Stated exercise
In the entries below, find the lines with the word "Polpo" and copy them.

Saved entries
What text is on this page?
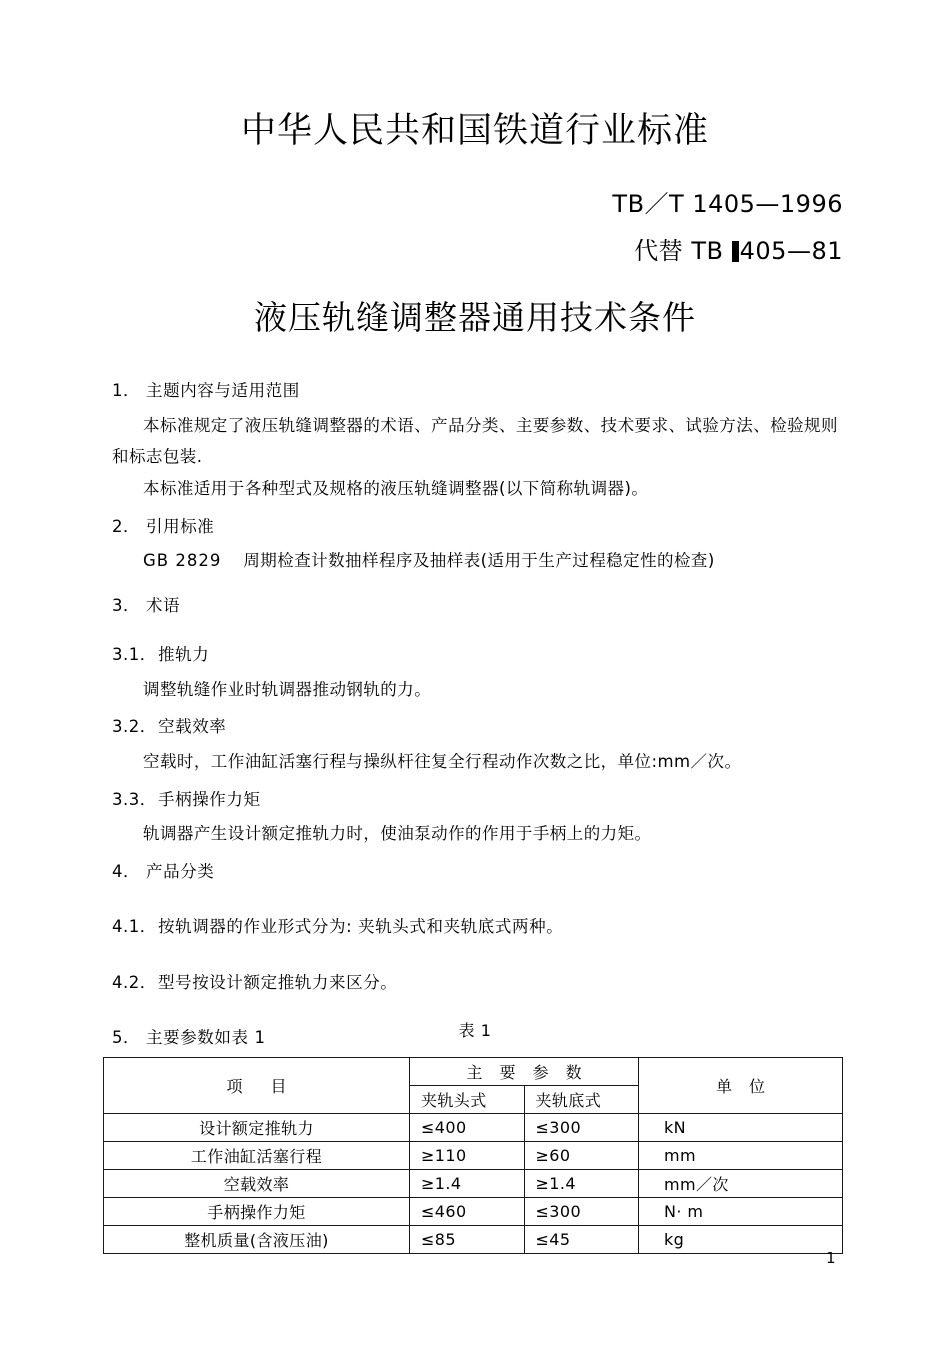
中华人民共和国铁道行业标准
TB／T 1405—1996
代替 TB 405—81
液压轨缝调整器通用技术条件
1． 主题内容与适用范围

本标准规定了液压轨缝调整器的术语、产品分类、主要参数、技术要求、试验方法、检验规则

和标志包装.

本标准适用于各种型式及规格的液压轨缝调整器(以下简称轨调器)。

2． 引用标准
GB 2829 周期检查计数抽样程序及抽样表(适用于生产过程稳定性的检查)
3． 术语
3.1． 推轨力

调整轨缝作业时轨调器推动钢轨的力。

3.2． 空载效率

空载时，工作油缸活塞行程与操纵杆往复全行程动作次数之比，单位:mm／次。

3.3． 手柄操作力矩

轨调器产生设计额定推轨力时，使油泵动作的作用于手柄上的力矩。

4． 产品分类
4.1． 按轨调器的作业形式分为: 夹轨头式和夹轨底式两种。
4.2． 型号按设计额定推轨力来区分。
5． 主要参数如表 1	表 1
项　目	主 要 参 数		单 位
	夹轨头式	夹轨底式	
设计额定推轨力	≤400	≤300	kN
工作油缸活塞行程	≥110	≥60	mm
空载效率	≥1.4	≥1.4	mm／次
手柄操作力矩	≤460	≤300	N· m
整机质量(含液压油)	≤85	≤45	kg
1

==

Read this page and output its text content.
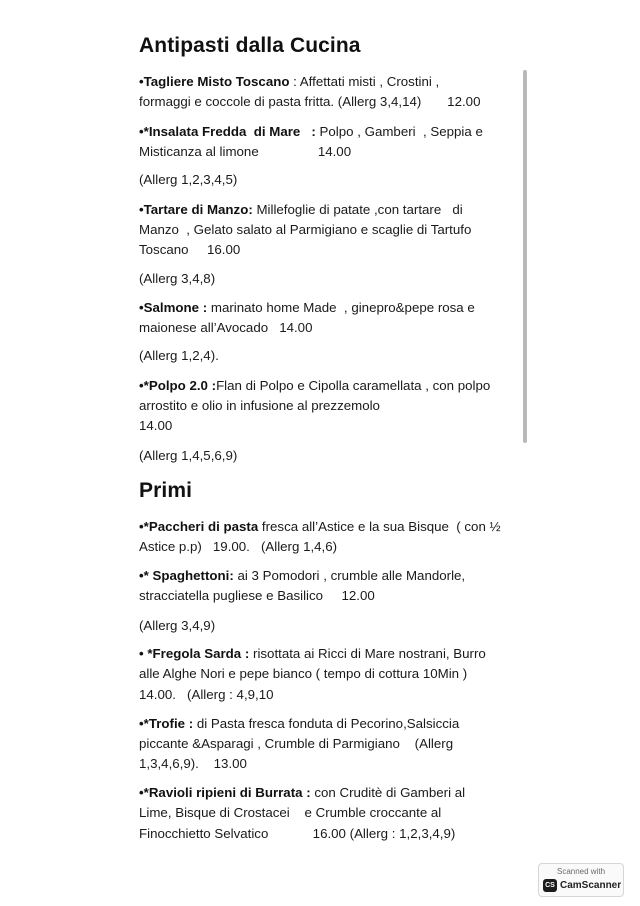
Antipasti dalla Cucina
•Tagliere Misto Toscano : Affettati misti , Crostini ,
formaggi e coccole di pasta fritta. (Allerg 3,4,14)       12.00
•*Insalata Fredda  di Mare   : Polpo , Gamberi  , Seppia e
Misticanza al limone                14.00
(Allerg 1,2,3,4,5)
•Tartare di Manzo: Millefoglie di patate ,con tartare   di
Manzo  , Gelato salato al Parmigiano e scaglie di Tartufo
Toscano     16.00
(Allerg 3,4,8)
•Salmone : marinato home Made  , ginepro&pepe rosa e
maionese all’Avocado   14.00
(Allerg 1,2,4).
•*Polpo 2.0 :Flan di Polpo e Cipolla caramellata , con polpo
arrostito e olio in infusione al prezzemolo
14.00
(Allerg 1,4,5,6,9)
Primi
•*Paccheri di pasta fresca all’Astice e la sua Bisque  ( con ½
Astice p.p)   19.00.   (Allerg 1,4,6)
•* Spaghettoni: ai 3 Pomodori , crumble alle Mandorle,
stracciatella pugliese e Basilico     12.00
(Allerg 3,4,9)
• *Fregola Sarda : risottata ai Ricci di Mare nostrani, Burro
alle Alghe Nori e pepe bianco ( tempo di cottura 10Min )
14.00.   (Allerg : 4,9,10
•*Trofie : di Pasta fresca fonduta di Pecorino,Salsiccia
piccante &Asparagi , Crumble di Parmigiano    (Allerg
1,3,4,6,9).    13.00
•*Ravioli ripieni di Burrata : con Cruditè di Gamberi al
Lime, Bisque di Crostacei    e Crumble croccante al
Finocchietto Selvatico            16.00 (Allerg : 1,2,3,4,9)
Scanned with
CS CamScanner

Answer to the task
•*Insalata Fredda  di Mare   : Polpo , Gamberi  , Seppia e
•*Polpo 2.0 :Flan di Polpo e Cipolla caramellata , con polpo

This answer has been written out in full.